╭─ DATA SECTION
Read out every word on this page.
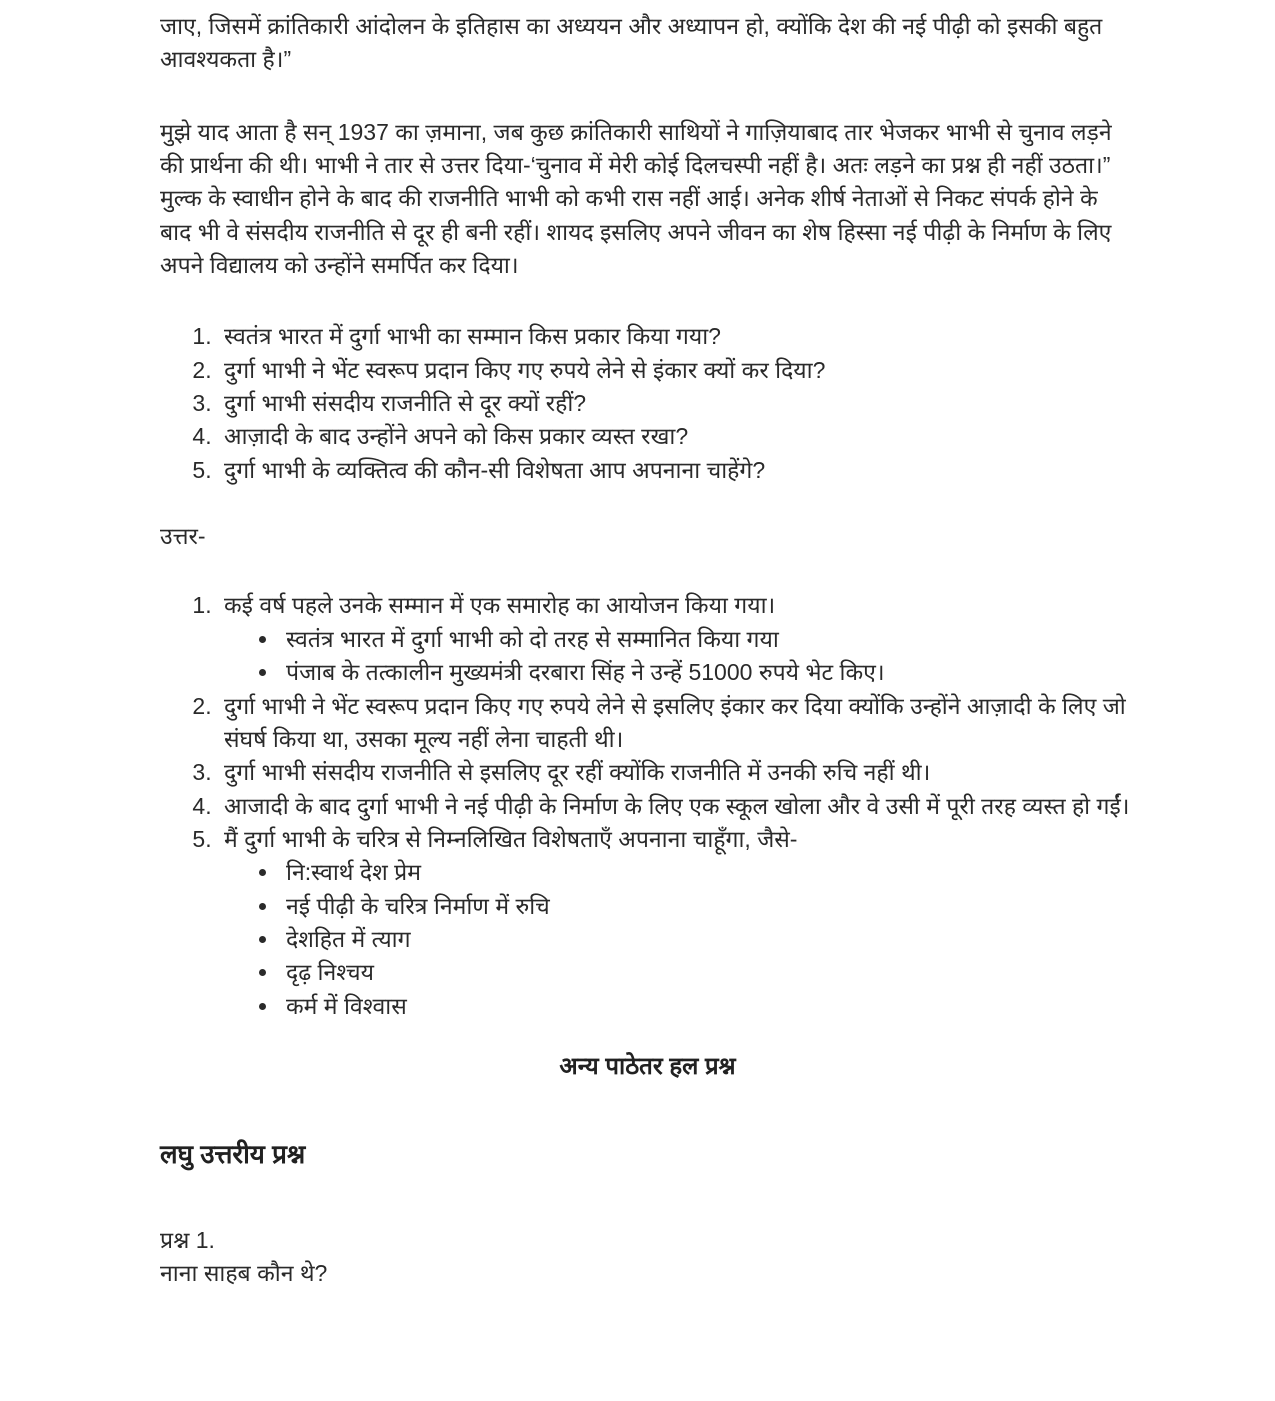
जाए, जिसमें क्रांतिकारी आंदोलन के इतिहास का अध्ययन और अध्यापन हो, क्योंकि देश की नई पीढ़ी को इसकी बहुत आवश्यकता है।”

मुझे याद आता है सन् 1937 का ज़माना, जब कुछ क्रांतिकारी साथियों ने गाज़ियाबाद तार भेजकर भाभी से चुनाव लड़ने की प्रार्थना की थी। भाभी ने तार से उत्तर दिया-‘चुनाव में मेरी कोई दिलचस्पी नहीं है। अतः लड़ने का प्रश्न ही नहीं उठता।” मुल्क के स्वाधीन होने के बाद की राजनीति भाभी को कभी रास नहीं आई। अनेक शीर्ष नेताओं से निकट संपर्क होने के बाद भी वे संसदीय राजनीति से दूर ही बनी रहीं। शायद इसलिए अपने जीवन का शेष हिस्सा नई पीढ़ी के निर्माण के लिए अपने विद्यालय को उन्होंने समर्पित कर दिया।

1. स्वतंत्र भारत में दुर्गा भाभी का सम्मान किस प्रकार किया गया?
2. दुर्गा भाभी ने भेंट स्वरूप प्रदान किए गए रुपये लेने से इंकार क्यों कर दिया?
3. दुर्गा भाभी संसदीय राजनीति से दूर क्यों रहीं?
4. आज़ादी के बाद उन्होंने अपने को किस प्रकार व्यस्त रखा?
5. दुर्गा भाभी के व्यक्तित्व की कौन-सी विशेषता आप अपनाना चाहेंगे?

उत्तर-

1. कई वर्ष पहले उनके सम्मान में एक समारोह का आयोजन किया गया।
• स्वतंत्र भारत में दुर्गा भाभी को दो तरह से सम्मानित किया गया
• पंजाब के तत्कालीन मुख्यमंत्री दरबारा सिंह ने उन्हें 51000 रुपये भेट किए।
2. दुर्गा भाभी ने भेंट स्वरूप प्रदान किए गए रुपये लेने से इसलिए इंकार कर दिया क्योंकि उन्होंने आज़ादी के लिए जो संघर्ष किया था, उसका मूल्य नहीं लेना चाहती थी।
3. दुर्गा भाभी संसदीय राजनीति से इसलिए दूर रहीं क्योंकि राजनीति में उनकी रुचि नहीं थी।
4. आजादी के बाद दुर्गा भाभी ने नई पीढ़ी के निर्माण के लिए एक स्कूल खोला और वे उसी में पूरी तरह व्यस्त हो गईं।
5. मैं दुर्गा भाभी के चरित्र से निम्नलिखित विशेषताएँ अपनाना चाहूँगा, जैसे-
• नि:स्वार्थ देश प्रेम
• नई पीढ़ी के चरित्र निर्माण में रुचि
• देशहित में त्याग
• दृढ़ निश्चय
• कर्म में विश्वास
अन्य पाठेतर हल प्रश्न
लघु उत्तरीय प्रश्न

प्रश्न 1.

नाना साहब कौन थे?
╰─
╭─ DATA SECTION
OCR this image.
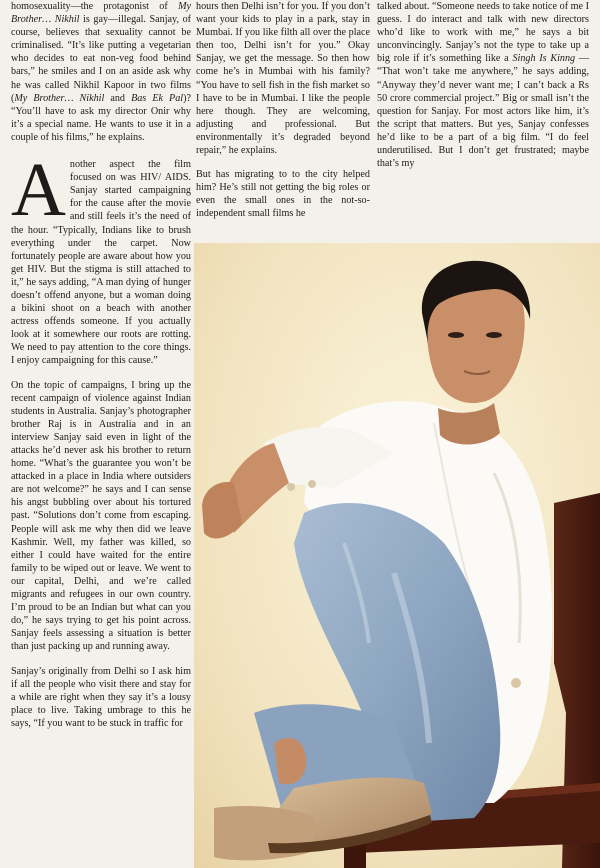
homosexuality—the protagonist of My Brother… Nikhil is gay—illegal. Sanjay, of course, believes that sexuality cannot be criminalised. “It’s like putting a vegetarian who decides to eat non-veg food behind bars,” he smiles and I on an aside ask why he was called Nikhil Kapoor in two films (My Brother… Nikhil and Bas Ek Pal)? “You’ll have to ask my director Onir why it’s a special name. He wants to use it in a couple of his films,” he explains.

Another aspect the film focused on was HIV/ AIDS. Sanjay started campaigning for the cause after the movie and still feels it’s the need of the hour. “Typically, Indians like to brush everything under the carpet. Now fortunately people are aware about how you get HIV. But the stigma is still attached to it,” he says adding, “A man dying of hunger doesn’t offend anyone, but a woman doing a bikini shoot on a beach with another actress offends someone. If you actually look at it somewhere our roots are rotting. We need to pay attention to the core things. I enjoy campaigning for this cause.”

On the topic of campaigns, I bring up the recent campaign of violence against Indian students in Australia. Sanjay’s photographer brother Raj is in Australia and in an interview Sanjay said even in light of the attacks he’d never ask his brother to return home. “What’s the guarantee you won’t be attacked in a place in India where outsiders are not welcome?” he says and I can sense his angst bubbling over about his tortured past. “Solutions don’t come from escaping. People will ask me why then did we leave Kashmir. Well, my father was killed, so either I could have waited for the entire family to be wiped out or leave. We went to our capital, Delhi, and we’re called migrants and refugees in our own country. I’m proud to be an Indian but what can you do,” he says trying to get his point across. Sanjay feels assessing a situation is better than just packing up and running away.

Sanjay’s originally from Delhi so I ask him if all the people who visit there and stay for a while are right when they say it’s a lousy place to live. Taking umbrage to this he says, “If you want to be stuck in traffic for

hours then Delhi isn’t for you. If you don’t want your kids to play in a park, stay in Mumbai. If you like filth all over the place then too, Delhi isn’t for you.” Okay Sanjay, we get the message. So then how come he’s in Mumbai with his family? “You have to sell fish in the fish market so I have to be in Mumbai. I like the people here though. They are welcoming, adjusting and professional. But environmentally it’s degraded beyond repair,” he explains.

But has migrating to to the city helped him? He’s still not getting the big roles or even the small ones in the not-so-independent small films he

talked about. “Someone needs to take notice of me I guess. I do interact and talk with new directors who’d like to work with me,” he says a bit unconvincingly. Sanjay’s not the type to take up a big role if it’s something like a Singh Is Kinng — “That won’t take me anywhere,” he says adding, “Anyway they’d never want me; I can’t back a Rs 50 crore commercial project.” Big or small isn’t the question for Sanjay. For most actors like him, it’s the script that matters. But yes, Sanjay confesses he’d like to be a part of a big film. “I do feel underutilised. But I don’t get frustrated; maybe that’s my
╰─
* EXERCISE *
Filter for "films". Return all lines that hold it.

* EXERCISE OUTPUT *
homosexuality—the protagonist of My Brother… Nikhil is gay—illegal. Sanjay, of course, believes that sexuality cannot be criminalised. “It’s like putting a vegetarian who decides to eat non-veg food behind bars,” he smiles and I on an aside ask why he was called Nikhil Kapoor in two films (My Brother… Nikhil and Bas Ek Pal)? “You’ll have to ask my director Onir why it’s a special name. He wants to use it in a couple of his films,” he explains.
But has migrating to to the city helped him? He’s still not getting the big roles or even the small ones in the not-so-independent small films he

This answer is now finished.